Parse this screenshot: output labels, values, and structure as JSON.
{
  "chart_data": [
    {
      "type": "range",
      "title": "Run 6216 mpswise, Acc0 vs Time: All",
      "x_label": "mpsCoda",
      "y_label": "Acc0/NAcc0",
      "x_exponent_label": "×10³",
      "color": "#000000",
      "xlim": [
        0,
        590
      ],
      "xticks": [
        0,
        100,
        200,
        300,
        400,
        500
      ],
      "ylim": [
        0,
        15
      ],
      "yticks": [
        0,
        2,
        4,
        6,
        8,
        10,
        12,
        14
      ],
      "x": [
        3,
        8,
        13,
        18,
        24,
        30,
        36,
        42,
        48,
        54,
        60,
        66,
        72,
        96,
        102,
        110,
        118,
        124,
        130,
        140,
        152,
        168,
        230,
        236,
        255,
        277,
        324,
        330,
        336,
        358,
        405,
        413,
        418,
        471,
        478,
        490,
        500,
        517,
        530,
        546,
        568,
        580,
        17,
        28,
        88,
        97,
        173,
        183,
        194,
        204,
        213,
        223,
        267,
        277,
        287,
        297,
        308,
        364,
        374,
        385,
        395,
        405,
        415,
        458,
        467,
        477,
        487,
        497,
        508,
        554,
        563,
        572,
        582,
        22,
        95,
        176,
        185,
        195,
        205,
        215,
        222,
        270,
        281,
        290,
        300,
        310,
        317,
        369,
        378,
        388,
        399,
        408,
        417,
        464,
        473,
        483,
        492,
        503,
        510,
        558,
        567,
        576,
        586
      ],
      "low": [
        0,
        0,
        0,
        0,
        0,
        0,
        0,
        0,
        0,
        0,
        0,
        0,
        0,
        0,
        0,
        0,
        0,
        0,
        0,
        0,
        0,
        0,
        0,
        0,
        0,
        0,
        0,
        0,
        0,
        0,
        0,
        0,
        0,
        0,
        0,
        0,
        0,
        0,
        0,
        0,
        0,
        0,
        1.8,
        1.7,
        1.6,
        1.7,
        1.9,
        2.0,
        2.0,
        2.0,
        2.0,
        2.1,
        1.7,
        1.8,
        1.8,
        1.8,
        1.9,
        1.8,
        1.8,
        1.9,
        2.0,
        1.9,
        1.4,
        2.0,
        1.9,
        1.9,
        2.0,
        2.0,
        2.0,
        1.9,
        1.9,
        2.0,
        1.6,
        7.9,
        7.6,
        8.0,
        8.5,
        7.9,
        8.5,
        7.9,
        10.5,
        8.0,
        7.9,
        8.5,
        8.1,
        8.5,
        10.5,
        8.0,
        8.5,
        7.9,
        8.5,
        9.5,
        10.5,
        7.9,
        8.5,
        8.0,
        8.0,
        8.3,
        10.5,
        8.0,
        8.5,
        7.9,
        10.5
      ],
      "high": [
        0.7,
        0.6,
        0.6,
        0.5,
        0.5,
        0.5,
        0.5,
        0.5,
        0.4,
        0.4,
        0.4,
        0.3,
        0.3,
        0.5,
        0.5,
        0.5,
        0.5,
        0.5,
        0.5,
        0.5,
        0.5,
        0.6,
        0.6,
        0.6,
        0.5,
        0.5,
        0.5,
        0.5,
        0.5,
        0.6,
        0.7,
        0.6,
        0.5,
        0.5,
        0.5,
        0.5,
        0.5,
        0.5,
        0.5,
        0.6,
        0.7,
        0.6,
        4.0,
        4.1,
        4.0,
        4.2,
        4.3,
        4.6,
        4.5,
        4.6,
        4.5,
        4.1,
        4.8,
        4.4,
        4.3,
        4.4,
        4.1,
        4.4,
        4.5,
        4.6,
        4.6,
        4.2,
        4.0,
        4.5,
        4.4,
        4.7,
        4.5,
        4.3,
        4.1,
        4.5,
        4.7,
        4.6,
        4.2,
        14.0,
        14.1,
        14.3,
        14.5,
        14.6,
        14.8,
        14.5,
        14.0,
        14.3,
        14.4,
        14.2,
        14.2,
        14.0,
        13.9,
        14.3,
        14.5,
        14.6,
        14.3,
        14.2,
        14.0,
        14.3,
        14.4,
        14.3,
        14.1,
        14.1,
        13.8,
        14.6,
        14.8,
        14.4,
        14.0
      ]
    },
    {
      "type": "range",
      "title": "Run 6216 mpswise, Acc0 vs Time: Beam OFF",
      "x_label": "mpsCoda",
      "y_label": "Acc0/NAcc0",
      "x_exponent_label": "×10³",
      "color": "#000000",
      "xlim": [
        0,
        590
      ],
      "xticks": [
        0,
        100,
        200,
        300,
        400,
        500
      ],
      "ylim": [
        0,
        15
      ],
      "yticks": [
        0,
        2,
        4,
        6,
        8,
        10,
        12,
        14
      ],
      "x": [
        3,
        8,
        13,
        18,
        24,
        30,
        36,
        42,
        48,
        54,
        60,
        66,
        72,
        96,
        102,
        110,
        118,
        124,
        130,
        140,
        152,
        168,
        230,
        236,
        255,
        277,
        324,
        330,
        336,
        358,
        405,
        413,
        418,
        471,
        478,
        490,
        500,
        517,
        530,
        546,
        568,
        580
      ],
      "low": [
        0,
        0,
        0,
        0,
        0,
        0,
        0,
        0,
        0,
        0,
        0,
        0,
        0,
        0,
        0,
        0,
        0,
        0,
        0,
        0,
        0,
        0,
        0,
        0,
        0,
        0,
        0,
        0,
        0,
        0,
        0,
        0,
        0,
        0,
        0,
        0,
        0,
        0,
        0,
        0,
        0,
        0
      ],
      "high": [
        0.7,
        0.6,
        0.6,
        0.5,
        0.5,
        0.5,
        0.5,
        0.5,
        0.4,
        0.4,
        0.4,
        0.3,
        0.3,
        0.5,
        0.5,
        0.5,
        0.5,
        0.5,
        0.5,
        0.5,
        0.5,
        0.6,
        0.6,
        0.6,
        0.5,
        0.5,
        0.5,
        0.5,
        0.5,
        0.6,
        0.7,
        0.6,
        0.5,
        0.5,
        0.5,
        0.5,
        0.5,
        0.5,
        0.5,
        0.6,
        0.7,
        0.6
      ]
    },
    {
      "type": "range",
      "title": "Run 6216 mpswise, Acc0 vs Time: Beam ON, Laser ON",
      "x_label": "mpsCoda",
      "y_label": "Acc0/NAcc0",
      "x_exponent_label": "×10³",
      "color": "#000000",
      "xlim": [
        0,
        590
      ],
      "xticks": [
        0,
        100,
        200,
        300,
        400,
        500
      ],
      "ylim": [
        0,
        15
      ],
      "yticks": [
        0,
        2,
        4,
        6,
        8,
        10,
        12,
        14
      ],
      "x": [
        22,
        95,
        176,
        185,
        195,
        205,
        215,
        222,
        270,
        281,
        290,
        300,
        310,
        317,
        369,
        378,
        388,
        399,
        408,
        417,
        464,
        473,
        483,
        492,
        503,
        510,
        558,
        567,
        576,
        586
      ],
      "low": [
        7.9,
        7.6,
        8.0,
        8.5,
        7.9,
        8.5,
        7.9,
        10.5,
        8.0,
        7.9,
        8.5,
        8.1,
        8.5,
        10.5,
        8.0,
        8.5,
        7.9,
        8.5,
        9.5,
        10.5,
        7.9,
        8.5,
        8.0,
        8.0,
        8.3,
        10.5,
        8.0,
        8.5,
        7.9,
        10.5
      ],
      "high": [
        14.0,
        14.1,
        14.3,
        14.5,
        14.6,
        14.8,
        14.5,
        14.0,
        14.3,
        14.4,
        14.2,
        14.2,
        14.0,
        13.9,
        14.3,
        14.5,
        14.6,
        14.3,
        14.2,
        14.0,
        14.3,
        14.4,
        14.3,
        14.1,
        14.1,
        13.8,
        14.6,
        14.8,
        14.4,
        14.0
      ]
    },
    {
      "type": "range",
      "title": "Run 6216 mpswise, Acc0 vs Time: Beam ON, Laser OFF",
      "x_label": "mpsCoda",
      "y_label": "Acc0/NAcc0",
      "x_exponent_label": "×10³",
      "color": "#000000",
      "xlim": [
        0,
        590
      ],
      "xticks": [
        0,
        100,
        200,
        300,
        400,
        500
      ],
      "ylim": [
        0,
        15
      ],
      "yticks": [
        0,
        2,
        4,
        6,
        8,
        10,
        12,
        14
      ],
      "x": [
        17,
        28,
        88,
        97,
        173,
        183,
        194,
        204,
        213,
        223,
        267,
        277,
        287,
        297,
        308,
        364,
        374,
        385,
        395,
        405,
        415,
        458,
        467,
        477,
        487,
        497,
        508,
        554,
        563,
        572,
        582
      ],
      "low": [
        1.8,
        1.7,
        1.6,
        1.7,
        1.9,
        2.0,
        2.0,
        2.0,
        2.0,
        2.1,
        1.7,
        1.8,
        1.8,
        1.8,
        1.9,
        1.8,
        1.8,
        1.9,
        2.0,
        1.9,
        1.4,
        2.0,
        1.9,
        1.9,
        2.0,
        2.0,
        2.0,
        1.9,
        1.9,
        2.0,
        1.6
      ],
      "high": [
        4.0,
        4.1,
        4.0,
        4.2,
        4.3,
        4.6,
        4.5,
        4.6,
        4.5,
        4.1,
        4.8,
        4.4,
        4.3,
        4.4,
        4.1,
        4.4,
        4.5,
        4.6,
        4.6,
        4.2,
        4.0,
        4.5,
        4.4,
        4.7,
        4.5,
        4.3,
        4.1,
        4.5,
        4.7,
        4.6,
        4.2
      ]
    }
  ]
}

====

■ PROMPT
Ascertain the number of lines in the entries that include the word "mpswise", and report only that number.

■ WRITTEN SOLUTION
4